List every line below containing "Digite".

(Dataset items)

★ ★ ★

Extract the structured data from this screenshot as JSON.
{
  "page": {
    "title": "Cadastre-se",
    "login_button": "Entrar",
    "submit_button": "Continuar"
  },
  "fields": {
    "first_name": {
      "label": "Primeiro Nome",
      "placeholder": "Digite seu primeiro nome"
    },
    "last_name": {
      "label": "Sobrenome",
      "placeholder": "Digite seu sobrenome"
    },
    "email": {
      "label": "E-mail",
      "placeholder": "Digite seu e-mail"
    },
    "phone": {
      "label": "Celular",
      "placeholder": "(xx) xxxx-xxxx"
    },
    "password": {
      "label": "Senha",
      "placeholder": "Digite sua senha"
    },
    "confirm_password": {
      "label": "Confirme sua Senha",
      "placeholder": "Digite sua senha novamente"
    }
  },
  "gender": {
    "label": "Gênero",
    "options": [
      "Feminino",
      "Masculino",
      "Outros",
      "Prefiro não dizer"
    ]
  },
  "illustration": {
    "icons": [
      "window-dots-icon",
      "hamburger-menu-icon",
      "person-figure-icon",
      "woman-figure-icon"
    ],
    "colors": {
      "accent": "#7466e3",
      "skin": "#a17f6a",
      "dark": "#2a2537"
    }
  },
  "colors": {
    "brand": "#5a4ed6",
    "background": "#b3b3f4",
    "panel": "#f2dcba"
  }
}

★ ★ ★

#### TASK RESULT:
      "placeholder": "Digite seu primeiro nome"
      "placeholder": "Digite seu sobrenome"
      "placeholder": "Digite seu e-mail"
      "placeholder": "Digite sua senha"
      "placeholder": "Digite sua senha novamente"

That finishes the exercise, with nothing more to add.